## Exercise objective
Write out every line of the data below, character for character, keeping the original order.

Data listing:
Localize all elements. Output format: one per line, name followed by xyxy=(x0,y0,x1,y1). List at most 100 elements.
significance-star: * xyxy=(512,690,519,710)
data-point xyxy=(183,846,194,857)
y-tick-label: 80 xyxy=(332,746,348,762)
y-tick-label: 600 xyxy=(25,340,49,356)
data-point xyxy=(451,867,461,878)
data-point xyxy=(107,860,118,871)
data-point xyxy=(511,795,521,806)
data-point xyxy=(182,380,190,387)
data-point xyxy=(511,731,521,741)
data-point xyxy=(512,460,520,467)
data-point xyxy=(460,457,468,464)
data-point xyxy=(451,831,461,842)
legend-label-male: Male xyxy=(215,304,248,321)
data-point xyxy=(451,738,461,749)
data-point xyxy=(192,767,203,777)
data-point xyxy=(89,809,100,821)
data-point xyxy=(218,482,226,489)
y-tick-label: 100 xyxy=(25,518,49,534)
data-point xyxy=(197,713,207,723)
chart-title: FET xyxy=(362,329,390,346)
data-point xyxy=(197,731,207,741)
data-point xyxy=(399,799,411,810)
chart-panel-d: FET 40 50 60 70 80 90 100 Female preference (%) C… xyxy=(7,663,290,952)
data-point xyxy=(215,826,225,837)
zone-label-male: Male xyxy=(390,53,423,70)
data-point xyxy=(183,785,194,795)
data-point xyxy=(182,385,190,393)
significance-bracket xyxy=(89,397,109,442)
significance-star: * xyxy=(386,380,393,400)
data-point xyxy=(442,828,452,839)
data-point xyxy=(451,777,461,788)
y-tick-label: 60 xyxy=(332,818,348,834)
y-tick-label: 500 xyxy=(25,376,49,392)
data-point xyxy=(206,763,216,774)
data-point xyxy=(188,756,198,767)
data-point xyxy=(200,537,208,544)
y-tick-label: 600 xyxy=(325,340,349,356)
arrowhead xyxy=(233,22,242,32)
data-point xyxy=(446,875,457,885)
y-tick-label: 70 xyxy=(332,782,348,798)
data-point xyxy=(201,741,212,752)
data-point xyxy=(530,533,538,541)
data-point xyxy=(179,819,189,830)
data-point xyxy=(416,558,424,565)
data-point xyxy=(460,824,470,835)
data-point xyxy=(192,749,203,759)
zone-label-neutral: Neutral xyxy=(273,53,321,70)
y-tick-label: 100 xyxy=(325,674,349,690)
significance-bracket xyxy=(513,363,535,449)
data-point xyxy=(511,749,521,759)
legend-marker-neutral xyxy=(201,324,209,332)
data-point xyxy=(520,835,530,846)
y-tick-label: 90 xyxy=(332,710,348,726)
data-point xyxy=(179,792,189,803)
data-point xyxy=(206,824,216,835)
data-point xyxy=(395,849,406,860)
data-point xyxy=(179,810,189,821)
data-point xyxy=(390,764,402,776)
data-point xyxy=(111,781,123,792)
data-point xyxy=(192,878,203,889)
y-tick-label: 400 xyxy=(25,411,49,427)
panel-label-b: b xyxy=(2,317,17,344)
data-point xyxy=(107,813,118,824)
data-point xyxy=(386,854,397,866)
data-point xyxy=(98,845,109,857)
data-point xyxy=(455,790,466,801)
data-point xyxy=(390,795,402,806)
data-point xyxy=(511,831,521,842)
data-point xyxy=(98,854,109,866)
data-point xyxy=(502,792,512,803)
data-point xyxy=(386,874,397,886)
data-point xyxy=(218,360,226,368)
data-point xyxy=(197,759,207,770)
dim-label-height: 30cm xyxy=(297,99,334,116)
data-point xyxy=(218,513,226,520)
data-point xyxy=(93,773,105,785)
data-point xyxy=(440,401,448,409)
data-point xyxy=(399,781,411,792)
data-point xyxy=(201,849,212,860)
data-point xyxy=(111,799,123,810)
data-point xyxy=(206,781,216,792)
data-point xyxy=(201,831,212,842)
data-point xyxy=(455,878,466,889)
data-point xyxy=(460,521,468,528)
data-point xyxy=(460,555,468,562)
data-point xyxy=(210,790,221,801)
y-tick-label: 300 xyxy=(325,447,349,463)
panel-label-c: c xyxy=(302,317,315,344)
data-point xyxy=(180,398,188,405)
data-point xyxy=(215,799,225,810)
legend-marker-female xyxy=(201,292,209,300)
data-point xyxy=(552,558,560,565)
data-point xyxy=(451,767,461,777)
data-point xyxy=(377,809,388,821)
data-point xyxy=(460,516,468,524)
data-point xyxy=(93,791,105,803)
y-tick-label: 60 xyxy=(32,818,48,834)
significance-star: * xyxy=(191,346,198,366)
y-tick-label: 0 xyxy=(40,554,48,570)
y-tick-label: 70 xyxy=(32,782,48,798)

## Expected answer
Localize all elements. Output format: one per line, name followed by xyxy=(x0,y0,x1,y1). List at most 100 elements.
significance-star: * xyxy=(512,690,519,710)
data-point xyxy=(183,846,194,857)
y-tick-label: 80 xyxy=(332,746,348,762)
y-tick-label: 600 xyxy=(25,340,49,356)
data-point xyxy=(451,867,461,878)
data-point xyxy=(107,860,118,871)
data-point xyxy=(511,795,521,806)
data-point xyxy=(182,380,190,387)
data-point xyxy=(511,731,521,741)
data-point xyxy=(512,460,520,467)
data-point xyxy=(460,457,468,464)
data-point xyxy=(451,831,461,842)
legend-label-male: Male xyxy=(215,304,248,321)
data-point xyxy=(451,738,461,749)
data-point xyxy=(192,767,203,777)
data-point xyxy=(89,809,100,821)
data-point xyxy=(218,482,226,489)
y-tick-label: 100 xyxy=(25,518,49,534)
data-point xyxy=(197,713,207,723)
chart-title: FET xyxy=(362,329,390,346)
data-point xyxy=(197,731,207,741)
data-point xyxy=(399,799,411,810)
chart-panel-d: FET 40 50 60 70 80 90 100 Female preference (%) C… xyxy=(7,663,290,952)
data-point xyxy=(215,826,225,837)
zone-label-male: Male xyxy=(390,53,423,70)
data-point xyxy=(183,785,194,795)
data-point xyxy=(182,385,190,393)
significance-bracket xyxy=(89,397,109,442)
significance-star: * xyxy=(386,380,393,400)
data-point xyxy=(442,828,452,839)
data-point xyxy=(451,777,461,788)
y-tick-label: 60 xyxy=(332,818,348,834)
y-tick-label: 500 xyxy=(25,376,49,392)
data-point xyxy=(206,763,216,774)
data-point xyxy=(188,756,198,767)
data-point xyxy=(200,537,208,544)
y-tick-label: 600 xyxy=(325,340,349,356)
arrowhead xyxy=(233,22,242,32)
data-point xyxy=(446,875,457,885)
y-tick-label: 70 xyxy=(332,782,348,798)
data-point xyxy=(201,741,212,752)
data-point xyxy=(530,533,538,541)
data-point xyxy=(179,819,189,830)
data-point xyxy=(416,558,424,565)
data-point xyxy=(460,824,470,835)
data-point xyxy=(192,749,203,759)
zone-label-neutral: Neutral xyxy=(273,53,321,70)
y-tick-label: 100 xyxy=(325,674,349,690)
significance-bracket xyxy=(513,363,535,449)
data-point xyxy=(511,749,521,759)
legend-marker-neutral xyxy=(201,324,209,332)
data-point xyxy=(520,835,530,846)
y-tick-label: 90 xyxy=(332,710,348,726)
data-point xyxy=(179,792,189,803)
data-point xyxy=(206,824,216,835)
data-point xyxy=(395,849,406,860)
data-point xyxy=(179,810,189,821)
data-point xyxy=(390,764,402,776)
data-point xyxy=(111,781,123,792)
data-point xyxy=(192,878,203,889)
y-tick-label: 400 xyxy=(25,411,49,427)
panel-label-b: b xyxy=(2,317,17,344)
data-point xyxy=(107,813,118,824)
data-point xyxy=(386,854,397,866)
data-point xyxy=(98,845,109,857)
data-point xyxy=(455,790,466,801)
data-point xyxy=(390,795,402,806)
data-point xyxy=(511,831,521,842)
data-point xyxy=(98,854,109,866)
data-point xyxy=(502,792,512,803)
data-point xyxy=(386,874,397,886)
data-point xyxy=(218,360,226,368)
data-point xyxy=(197,759,207,770)
dim-label-height: 30cm xyxy=(297,99,334,116)
data-point xyxy=(218,513,226,520)
data-point xyxy=(93,773,105,785)
data-point xyxy=(440,401,448,409)
data-point xyxy=(399,781,411,792)
data-point xyxy=(201,849,212,860)
data-point xyxy=(111,799,123,810)
data-point xyxy=(206,781,216,792)
data-point xyxy=(201,831,212,842)
data-point xyxy=(455,878,466,889)
data-point xyxy=(460,521,468,528)
data-point xyxy=(460,555,468,562)
data-point xyxy=(210,790,221,801)
y-tick-label: 300 xyxy=(325,447,349,463)
panel-label-c: c xyxy=(302,317,315,344)
data-point xyxy=(180,398,188,405)
data-point xyxy=(215,799,225,810)
legend-marker-female xyxy=(201,292,209,300)
data-point xyxy=(552,558,560,565)
data-point xyxy=(451,767,461,777)
data-point xyxy=(377,809,388,821)
data-point xyxy=(460,516,468,524)
data-point xyxy=(93,791,105,803)
y-tick-label: 60 xyxy=(32,818,48,834)
significance-star: * xyxy=(191,346,198,366)
y-tick-label: 0 xyxy=(40,554,48,570)
y-tick-label: 70 xyxy=(32,782,48,798)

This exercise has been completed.